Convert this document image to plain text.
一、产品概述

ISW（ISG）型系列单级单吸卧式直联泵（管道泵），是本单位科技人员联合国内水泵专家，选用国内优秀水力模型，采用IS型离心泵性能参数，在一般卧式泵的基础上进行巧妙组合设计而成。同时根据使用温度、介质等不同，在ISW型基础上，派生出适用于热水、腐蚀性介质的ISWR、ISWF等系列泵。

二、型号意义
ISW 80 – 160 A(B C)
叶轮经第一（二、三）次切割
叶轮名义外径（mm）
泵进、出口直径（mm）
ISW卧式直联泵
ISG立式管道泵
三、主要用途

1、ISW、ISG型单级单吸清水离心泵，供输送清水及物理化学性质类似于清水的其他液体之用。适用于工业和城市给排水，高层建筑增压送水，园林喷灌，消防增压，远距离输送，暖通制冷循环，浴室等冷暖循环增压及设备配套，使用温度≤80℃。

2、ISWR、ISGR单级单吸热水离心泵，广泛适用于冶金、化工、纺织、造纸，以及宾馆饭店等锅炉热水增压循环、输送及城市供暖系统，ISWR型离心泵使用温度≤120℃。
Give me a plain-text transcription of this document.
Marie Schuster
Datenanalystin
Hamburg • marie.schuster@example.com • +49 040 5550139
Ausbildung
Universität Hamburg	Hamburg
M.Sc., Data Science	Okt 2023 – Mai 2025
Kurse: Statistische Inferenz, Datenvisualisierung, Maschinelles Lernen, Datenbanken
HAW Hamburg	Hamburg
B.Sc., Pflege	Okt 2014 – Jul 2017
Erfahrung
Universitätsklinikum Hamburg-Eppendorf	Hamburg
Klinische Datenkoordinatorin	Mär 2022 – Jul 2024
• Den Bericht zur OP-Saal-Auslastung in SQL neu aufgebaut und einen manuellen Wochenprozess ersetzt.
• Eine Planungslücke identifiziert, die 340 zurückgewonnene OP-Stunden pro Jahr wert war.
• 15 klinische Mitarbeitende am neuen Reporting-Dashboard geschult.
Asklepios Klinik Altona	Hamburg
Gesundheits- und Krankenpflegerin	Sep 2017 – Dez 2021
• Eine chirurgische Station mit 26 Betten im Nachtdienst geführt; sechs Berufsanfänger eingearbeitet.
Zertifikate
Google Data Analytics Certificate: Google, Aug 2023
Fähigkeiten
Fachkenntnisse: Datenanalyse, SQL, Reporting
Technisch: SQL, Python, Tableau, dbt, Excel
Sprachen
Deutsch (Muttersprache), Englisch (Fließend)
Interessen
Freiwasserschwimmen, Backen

• _TASK TO COMPLETE_: Extract every entry in the listing word for word.

• _FINISHED TASK_:
Convert this document image to plain text.
一、产品概述

ISW（ISG）型系列单级单吸卧式直联泵（管道泵），是本单位科技人员联合国内水泵专家，选用国内优秀水力模型，采用IS型离心泵性能参数，在一般卧式泵的基础上进行巧妙组合设计而成。同时根据使用温度、介质等不同，在ISW型基础上，派生出适用于热水、腐蚀性介质的ISWR、ISWF等系列泵。

二、型号意义
ISW 80 – 160 A(B C)
叶轮经第一（二、三）次切割
叶轮名义外径（mm）
泵进、出口直径（mm）
ISW卧式直联泵
ISG立式管道泵
三、主要用途

1、ISW、ISG型单级单吸清水离心泵，供输送清水及物理化学性质类似于清水的其他液体之用。适用于工业和城市给排水，高层建筑增压送水，园林喷灌，消防增压，远距离输送，暖通制冷循环，浴室等冷暖循环增压及设备配套，使用温度≤80℃。

2、ISWR、ISGR单级单吸热水离心泵，广泛适用于冶金、化工、纺织、造纸，以及宾馆饭店等锅炉热水增压循环、输送及城市供暖系统，ISWR型离心泵使用温度≤120℃。
Give me a plain-text transcription of this document.
Marie Schuster
Datenanalystin
Hamburg • marie.schuster@example.com • +49 040 5550139
Ausbildung
Universität Hamburg	Hamburg
M.Sc., Data Science	Okt 2023 – Mai 2025
Kurse: Statistische Inferenz, Datenvisualisierung, Maschinelles Lernen, Datenbanken
HAW Hamburg	Hamburg
B.Sc., Pflege	Okt 2014 – Jul 2017
Erfahrung
Universitätsklinikum Hamburg-Eppendorf	Hamburg
Klinische Datenkoordinatorin	Mär 2022 – Jul 2024
• Den Bericht zur OP-Saal-Auslastung in SQL neu aufgebaut und einen manuellen Wochenprozess ersetzt.
• Eine Planungslücke identifiziert, die 340 zurückgewonnene OP-Stunden pro Jahr wert war.
• 15 klinische Mitarbeitende am neuen Reporting-Dashboard geschult.
Asklepios Klinik Altona	Hamburg
Gesundheits- und Krankenpflegerin	Sep 2017 – Dez 2021
• Eine chirurgische Station mit 26 Betten im Nachtdienst geführt; sechs Berufsanfänger eingearbeitet.
Zertifikate
Google Data Analytics Certificate: Google, Aug 2023
Fähigkeiten
Fachkenntnisse: Datenanalyse, SQL, Reporting
Technisch: SQL, Python, Tableau, dbt, Excel
Sprachen
Deutsch (Muttersprache), Englisch (Fließend)
Interessen
Freiwasserschwimmen, Backen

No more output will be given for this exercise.